## begin
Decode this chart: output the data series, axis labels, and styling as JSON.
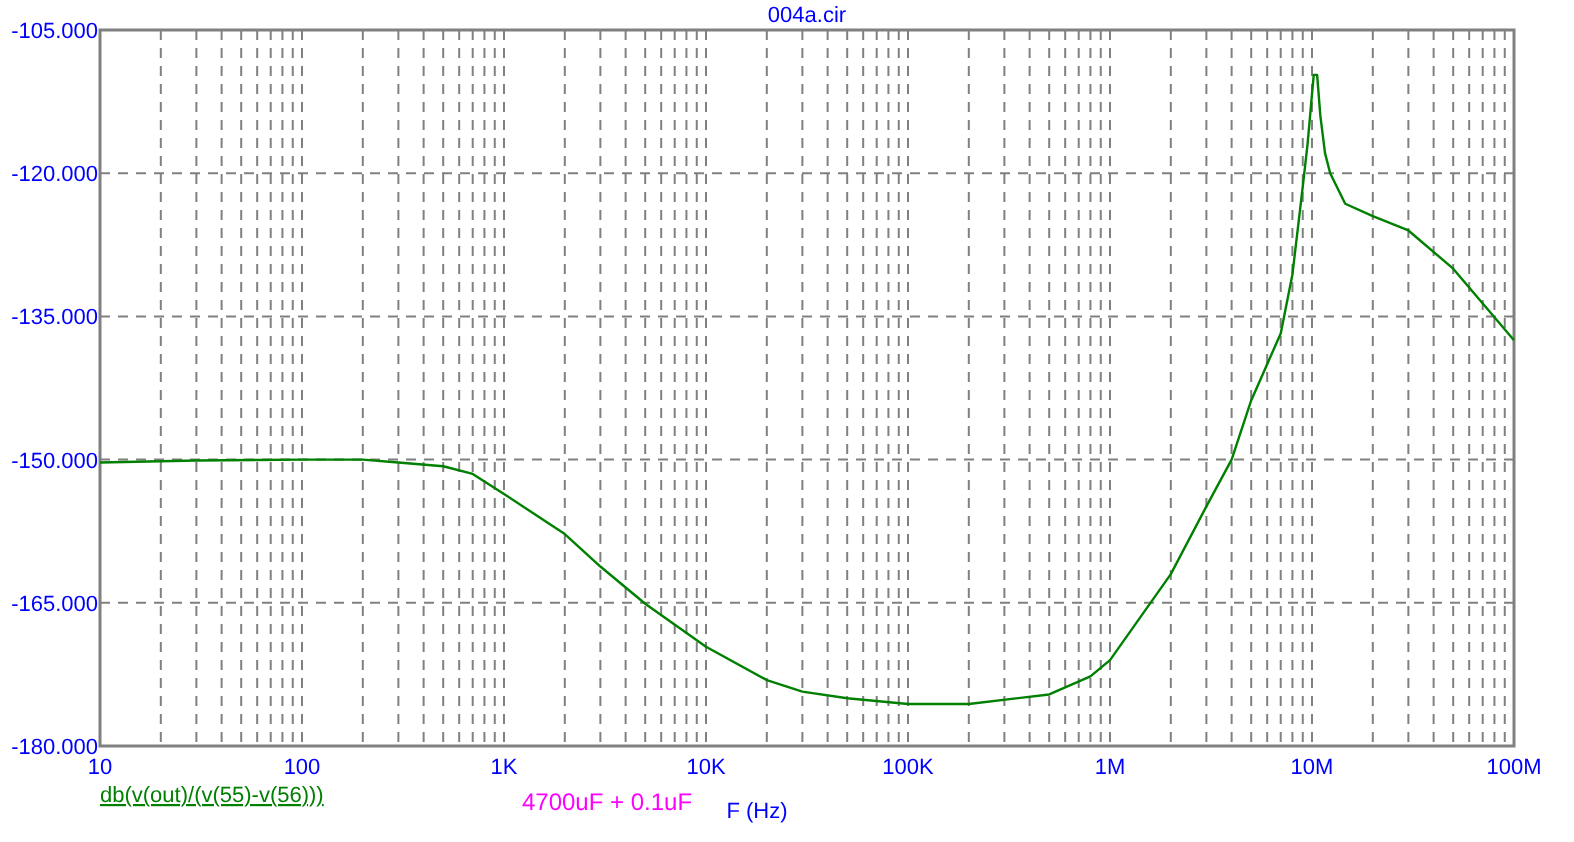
{
  "chart_data": {
    "type": "line",
    "title": "004a.cir",
    "xlabel": "F (Hz)",
    "annotations": [
      "4700uF + 0.1uF"
    ],
    "log": "x",
    "grid": true,
    "legend": "bottom left",
    "line_style": "solid",
    "marker": "none",
    "xlim": [
      10,
      100000000
    ],
    "ylim": [
      -180,
      -105
    ],
    "xticks": [
      10,
      {
        "value": 20,
        "label": null
      },
      {
        "value": 30,
        "label": null
      },
      {
        "value": 40,
        "label": null
      },
      {
        "value": 50,
        "label": null
      },
      {
        "value": 60,
        "label": null
      },
      {
        "value": 70,
        "label": null
      },
      {
        "value": 80,
        "label": null
      },
      {
        "value": 90,
        "label": null
      },
      100,
      {
        "value": 200,
        "label": null
      },
      {
        "value": 300,
        "label": null
      },
      {
        "value": 400,
        "label": null
      },
      {
        "value": 500,
        "label": null
      },
      {
        "value": 600,
        "label": null
      },
      {
        "value": 700,
        "label": null
      },
      {
        "value": 800,
        "label": null
      },
      {
        "value": 900,
        "label": null
      },
      {
        "value": 1000,
        "label": "1K"
      },
      {
        "value": 2000,
        "label": null
      },
      {
        "value": 3000,
        "label": null
      },
      {
        "value": 4000,
        "label": null
      },
      {
        "value": 5000,
        "label": null
      },
      {
        "value": 6000,
        "label": null
      },
      {
        "value": 7000,
        "label": null
      },
      {
        "value": 8000,
        "label": null
      },
      {
        "value": 9000,
        "label": null
      },
      {
        "value": 10000,
        "label": "10K"
      },
      {
        "value": 20000,
        "label": null
      },
      {
        "value": 30000,
        "label": null
      },
      {
        "value": 40000,
        "label": null
      },
      {
        "value": 50000,
        "label": null
      },
      {
        "value": 60000,
        "label": null
      },
      {
        "value": 70000,
        "label": null
      },
      {
        "value": 80000,
        "label": null
      },
      {
        "value": 90000,
        "label": null
      },
      {
        "value": 100000,
        "label": "100K"
      },
      {
        "value": 200000,
        "label": null
      },
      {
        "value": 300000,
        "label": null
      },
      {
        "value": 400000,
        "label": null
      },
      {
        "value": 500000,
        "label": null
      },
      {
        "value": 600000,
        "label": null
      },
      {
        "value": 700000,
        "label": null
      },
      {
        "value": 800000,
        "label": null
      },
      {
        "value": 900000,
        "label": null
      },
      {
        "value": 1000000,
        "label": "1M"
      },
      {
        "value": 2000000,
        "label": null
      },
      {
        "value": 3000000,
        "label": null
      },
      {
        "value": 4000000,
        "label": null
      },
      {
        "value": 5000000,
        "label": null
      },
      {
        "value": 6000000,
        "label": null
      },
      {
        "value": 7000000,
        "label": null
      },
      {
        "value": 8000000,
        "label": null
      },
      {
        "value": 9000000,
        "label": null
      },
      {
        "value": 10000000,
        "label": "10M"
      },
      {
        "value": 20000000,
        "label": null
      },
      {
        "value": 30000000,
        "label": null
      },
      {
        "value": 40000000,
        "label": null
      },
      {
        "value": 50000000,
        "label": null
      },
      {
        "value": 60000000,
        "label": null
      },
      {
        "value": 70000000,
        "label": null
      },
      {
        "value": 80000000,
        "label": null
      },
      {
        "value": 90000000,
        "label": null
      },
      {
        "value": 100000000,
        "label": "100M"
      }
    ],
    "yticks": [
      {
        "value": -180,
        "label": "-180.000"
      },
      {
        "value": -165,
        "label": "-165.000"
      },
      {
        "value": -150,
        "label": "-150.000"
      },
      {
        "value": -135,
        "label": "-135.000"
      },
      {
        "value": -120,
        "label": "-120.000"
      },
      {
        "value": -105,
        "label": "-105.000"
      }
    ],
    "series": [
      {
        "name": "db(v(out)/(v(55)-v(56)))",
        "color": "#008000",
        "x": [
          10,
          30,
          100,
          200,
          300,
          500,
          700,
          1000,
          2000,
          3000,
          5000,
          10000,
          20000,
          30000,
          50000,
          100000,
          200000,
          500000,
          800000,
          1000000,
          2000000,
          3000000,
          4000000,
          5000000,
          7000000,
          8000000,
          9000000,
          9500000,
          10200000,
          10600000,
          11000000,
          11600000,
          12300000,
          14600000,
          20000000,
          30000000,
          50000000,
          100000000
        ],
        "values": [
          -150.3,
          -150.1,
          -150,
          -150,
          -150.3,
          -150.7,
          -151.5,
          -153.6,
          -157.8,
          -161.2,
          -165.1,
          -169.6,
          -173.1,
          -174.3,
          -175,
          -175.6,
          -175.6,
          -174.6,
          -172.7,
          -171,
          -162,
          -154.9,
          -150,
          -143.8,
          -136.8,
          -130.6,
          -121.4,
          -117,
          -109.7,
          -109.7,
          -114,
          -117.9,
          -120,
          -123.2,
          -124.5,
          -126,
          -130,
          -137.5
        ]
      }
    ]
  }
}
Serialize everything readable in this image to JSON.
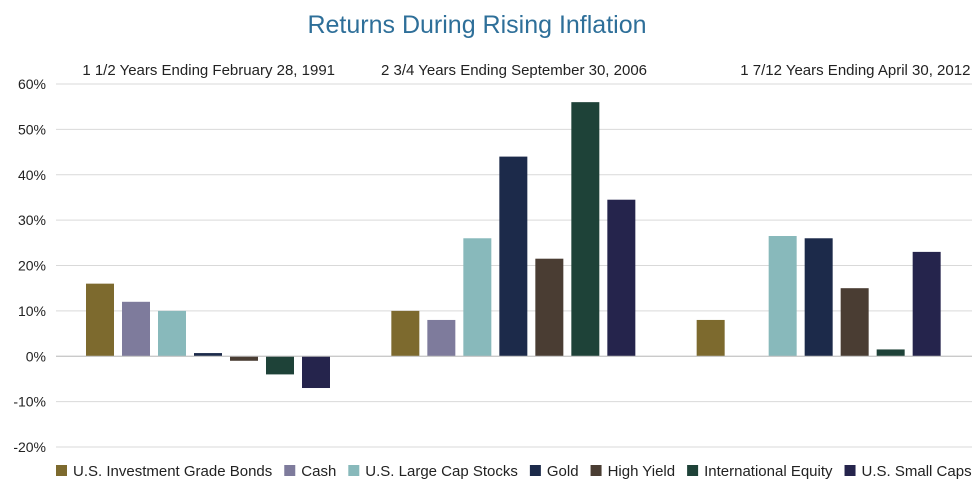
{
  "chart_data": {
    "type": "bar",
    "title": "Returns During Rising Inflation",
    "xlabel": "",
    "ylabel": "",
    "ylim": [
      -20,
      60
    ],
    "yticks": [
      -20,
      -10,
      0,
      10,
      20,
      30,
      40,
      50,
      60
    ],
    "ytick_labels": [
      "-20%",
      "-10%",
      "0%",
      "10%",
      "20%",
      "30%",
      "40%",
      "50%",
      "60%"
    ],
    "grid": true,
    "legend_position": "bottom",
    "categories": [
      "1 1/2 Years Ending February 28, 1991",
      "2 3/4 Years Ending September 30, 2006",
      "1 7/12 Years Ending April 30, 2012"
    ],
    "series": [
      {
        "name": "U.S. Investment Grade Bonds",
        "color": "#7d6a2e",
        "values": [
          16,
          10,
          8
        ]
      },
      {
        "name": "Cash",
        "color": "#7e7b9c",
        "values": [
          12,
          8,
          0
        ]
      },
      {
        "name": "U.S. Large Cap Stocks",
        "color": "#88b9bb",
        "values": [
          10,
          26,
          26.5
        ]
      },
      {
        "name": "Gold",
        "color": "#1c2a4a",
        "values": [
          0.7,
          44,
          26
        ]
      },
      {
        "name": "High Yield",
        "color": "#4a3d33",
        "values": [
          -1,
          21.5,
          15
        ]
      },
      {
        "name": "International Equity",
        "color": "#1e4238",
        "values": [
          -4,
          56,
          1.5
        ]
      },
      {
        "name": "U.S. Small Caps",
        "color": "#25244c",
        "values": [
          -7,
          34.5,
          23
        ]
      }
    ]
  }
}
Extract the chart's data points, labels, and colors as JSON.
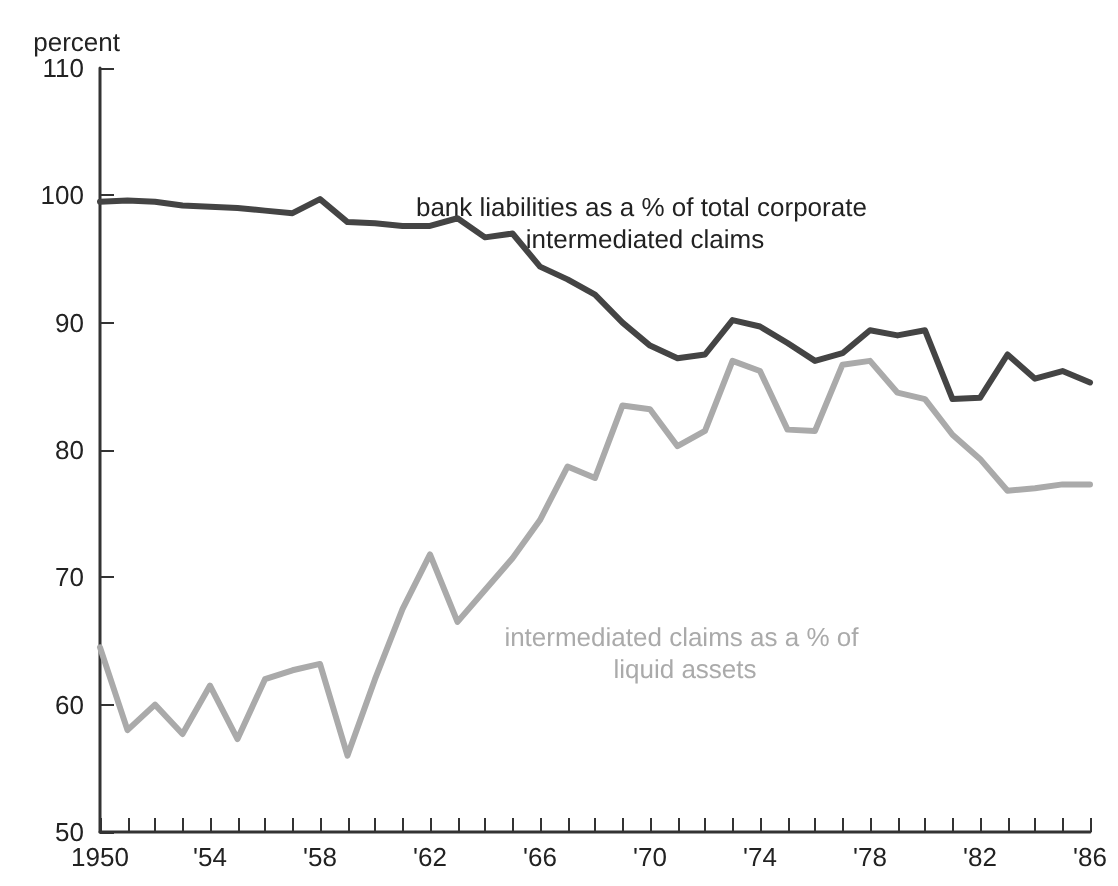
{
  "chart_data": {
    "type": "line",
    "ylabel": "percent",
    "x": [
      1950,
      1951,
      1952,
      1953,
      1954,
      1955,
      1956,
      1957,
      1958,
      1959,
      1960,
      1961,
      1962,
      1963,
      1964,
      1965,
      1966,
      1967,
      1968,
      1969,
      1970,
      1971,
      1972,
      1973,
      1974,
      1975,
      1976,
      1977,
      1978,
      1979,
      1980,
      1981,
      1982,
      1983,
      1984,
      1985,
      1986
    ],
    "series": [
      {
        "name": "bank liabilities as a % of total corporate intermediated claims",
        "color": "#444444",
        "values": [
          99.5,
          99.6,
          99.5,
          99.2,
          99.1,
          99,
          98.8,
          98.6,
          99.7,
          97.9,
          97.8,
          97.6,
          97.6,
          98.2,
          96.7,
          97,
          94.4,
          93.4,
          92.2,
          90,
          88.2,
          87.2,
          87.5,
          90.2,
          89.7,
          88.4,
          87,
          87.6,
          89.4,
          89,
          89.4,
          84,
          84.1,
          87.5,
          85.6,
          86.2,
          85.3
        ]
      },
      {
        "name": "intermediated claims as a % of liquid assets",
        "color": "#aaaaaa",
        "values": [
          64.5,
          58,
          60,
          57.7,
          61.5,
          57.3,
          62,
          62.7,
          63.2,
          56,
          62,
          67.5,
          71.8,
          66.5,
          69,
          71.5,
          74.5,
          78.7,
          77.8,
          83.5,
          83.2,
          80.3,
          81.5,
          87,
          86.2,
          81.6,
          81.5,
          86.7,
          87,
          84.5,
          84,
          81.2,
          79.3,
          76.8,
          77,
          77.3,
          77.3
        ]
      }
    ],
    "xlim": [
      1950,
      1986
    ],
    "xticks": [
      {
        "value": 1950,
        "label": "1950"
      },
      {
        "value": 1951,
        "label": null
      },
      {
        "value": 1952,
        "label": null
      },
      {
        "value": 1953,
        "label": null
      },
      {
        "value": 1954,
        "label": "'54"
      },
      {
        "value": 1955,
        "label": null
      },
      {
        "value": 1956,
        "label": null
      },
      {
        "value": 1957,
        "label": null
      },
      {
        "value": 1958,
        "label": "'58"
      },
      {
        "value": 1959,
        "label": null
      },
      {
        "value": 1960,
        "label": null
      },
      {
        "value": 1961,
        "label": null
      },
      {
        "value": 1962,
        "label": "'62"
      },
      {
        "value": 1963,
        "label": null
      },
      {
        "value": 1964,
        "label": null
      },
      {
        "value": 1965,
        "label": null
      },
      {
        "value": 1966,
        "label": "'66"
      },
      {
        "value": 1967,
        "label": null
      },
      {
        "value": 1968,
        "label": null
      },
      {
        "value": 1969,
        "label": null
      },
      {
        "value": 1970,
        "label": "'70"
      },
      {
        "value": 1971,
        "label": null
      },
      {
        "value": 1972,
        "label": null
      },
      {
        "value": 1973,
        "label": null
      },
      {
        "value": 1974,
        "label": "'74"
      },
      {
        "value": 1975,
        "label": null
      },
      {
        "value": 1976,
        "label": null
      },
      {
        "value": 1977,
        "label": null
      },
      {
        "value": 1978,
        "label": "'78"
      },
      {
        "value": 1979,
        "label": null
      },
      {
        "value": 1980,
        "label": null
      },
      {
        "value": 1981,
        "label": null
      },
      {
        "value": 1982,
        "label": "'82"
      },
      {
        "value": 1983,
        "label": null
      },
      {
        "value": 1984,
        "label": null
      },
      {
        "value": 1985,
        "label": null
      },
      {
        "value": 1986,
        "label": "'86"
      }
    ],
    "ylim": [
      50,
      110
    ],
    "yticks": [
      50,
      60,
      70,
      80,
      90,
      100,
      110
    ],
    "grid": false,
    "legend": false,
    "marker": "none",
    "line_style": "solid"
  }
}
## end
## SHORT PROBLEM
Pull out every line of the records above that contains the word "intermediated".

## EXPECTED ANSWER
        "name": "bank liabilities as a % of total corporate intermediated claims",
        "name": "intermediated claims as a % of liquid assets",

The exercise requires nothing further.